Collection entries
☆ ☆ ☆ ☆
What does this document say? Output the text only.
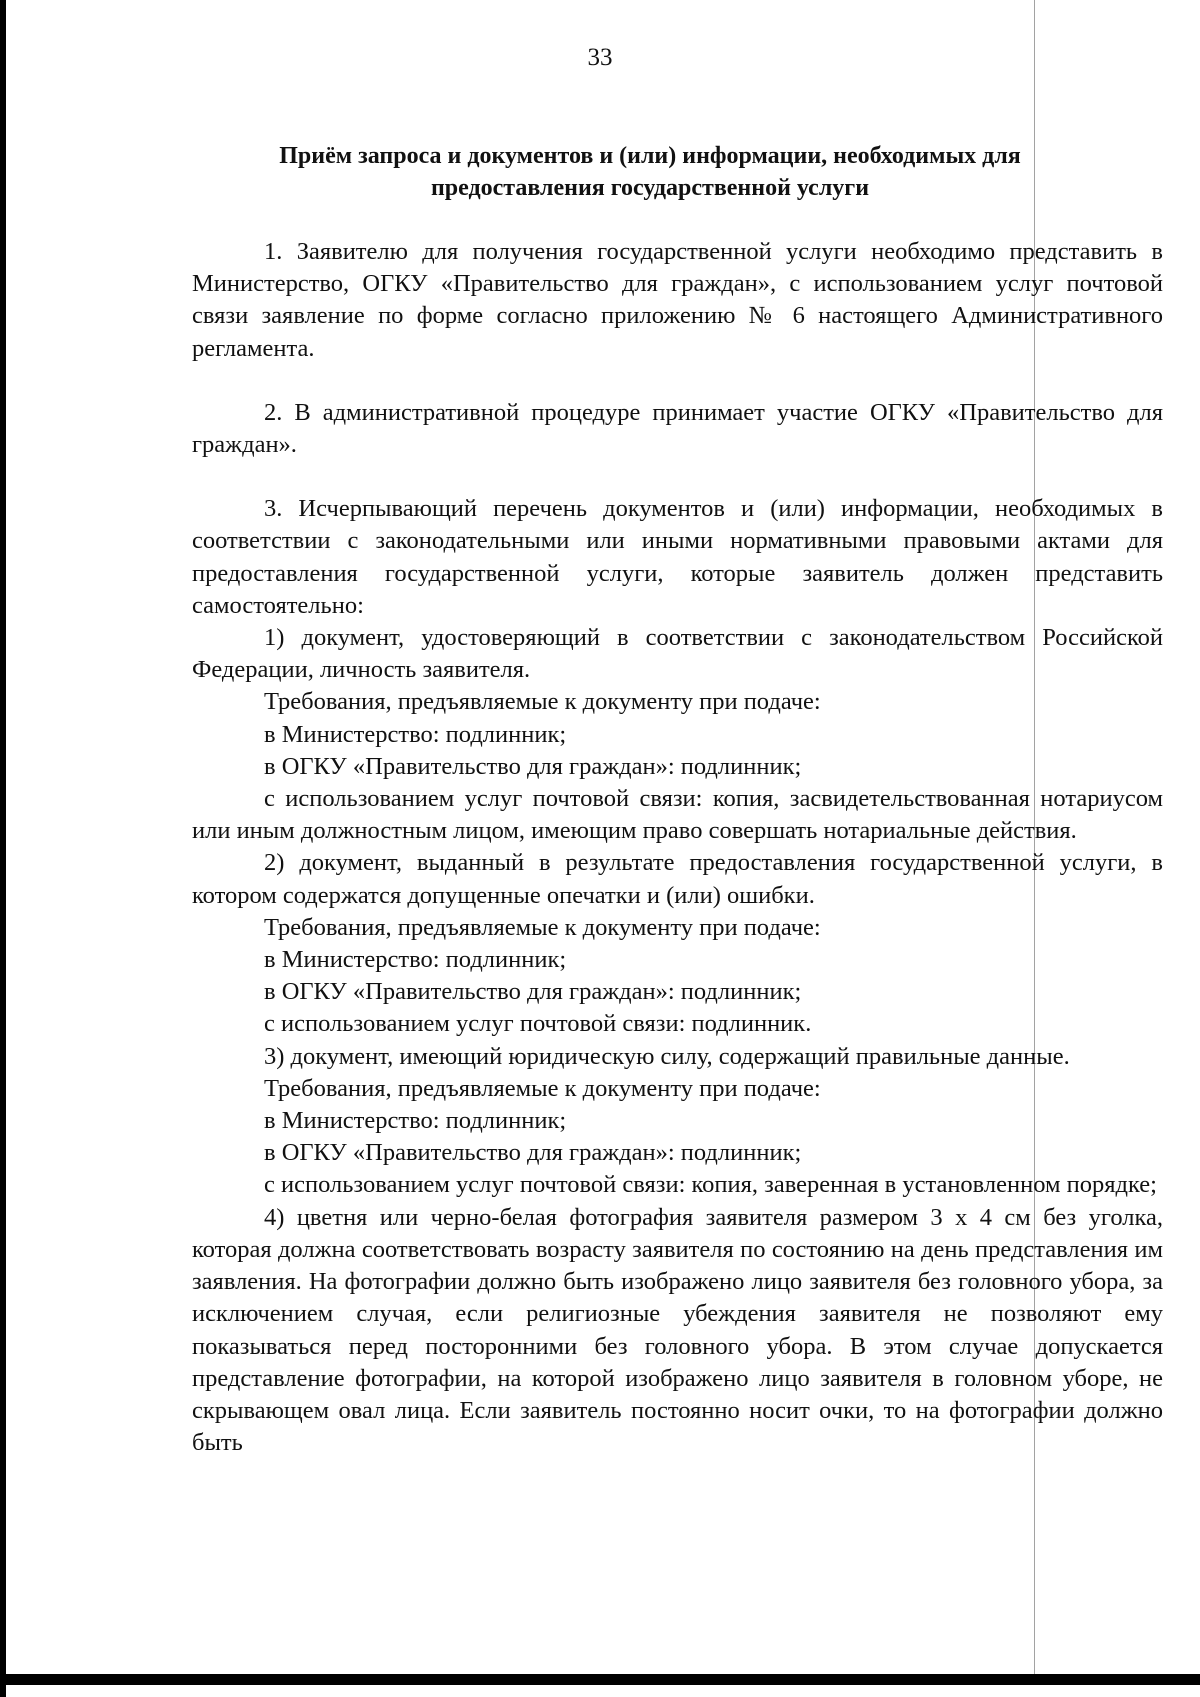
33
Приём запроса и документов и (или) информации, необходимых для
предоставления государственной услуги

1. Заявителю для получения государственной услуги необходимо представить в Министерство, ОГКУ «Правительство для граждан», с использованием услуг почтовой связи заявление по форме согласно приложению № 6 настоящего Административного регламента.

2. В административной процедуре принимает участие ОГКУ «Правительство для граждан».

3. Исчерпывающий перечень документов и (или) информации, необходимых в соответствии с законодательными или иными нормативными правовыми актами для предоставления государственной услуги, которые заявитель должен представить самостоятельно:

1) документ, удостоверяющий в соответствии с законодательством Российской Федерации, личность заявителя.

Требования, предъявляемые к документу при подаче:

в Министерство: подлинник;

в ОГКУ «Правительство для граждан»: подлинник;

с использованием услуг почтовой связи: копия, засвидетельствованная нотариусом или иным должностным лицом, имеющим право совершать нотариальные действия.

2) документ, выданный в результате предоставления государственной услуги, в котором содержатся допущенные опечатки и (или) ошибки.

Требования, предъявляемые к документу при подаче:

в Министерство: подлинник;

в ОГКУ «Правительство для граждан»: подлинник;

с использованием услуг почтовой связи: подлинник.

3) документ, имеющий юридическую силу, содержащий правильные данные.

Требования, предъявляемые к документу при подаче:

в Министерство: подлинник;

в ОГКУ «Правительство для граждан»: подлинник;

с использованием услуг почтовой связи: копия, заверенная в установленном порядке;

4) цветня или черно-белая фотография заявителя размером 3 x 4 см без уголка, которая должна соответствовать возрасту заявителя по состоянию на день представления им заявления. На фотографии должно быть изображено лицо заявителя без головного убора, за исключением случая, если религиозные убеждения заявителя не позволяют ему показываться перед посторонними без головного убора. В этом случае допускается представление фотографии, на которой изображено лицо заявителя в головном уборе, не скрывающем овал лица. Если заявитель постоянно носит очки, то на фотографии должно быть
☆ ☆ ☆ ☆
▶ **Task brief**
From the data above, copy each line that holds "документов".

▶ **Final result**
Приём запроса и документов и (или) информации, необходимых для
3. Исчерпывающий перечень документов и (или) информации, необходимых в соответствии с законодательными или иными нормативными правовыми актами для предоставления государственной услуги, которые заявитель должен представить самостоятельно:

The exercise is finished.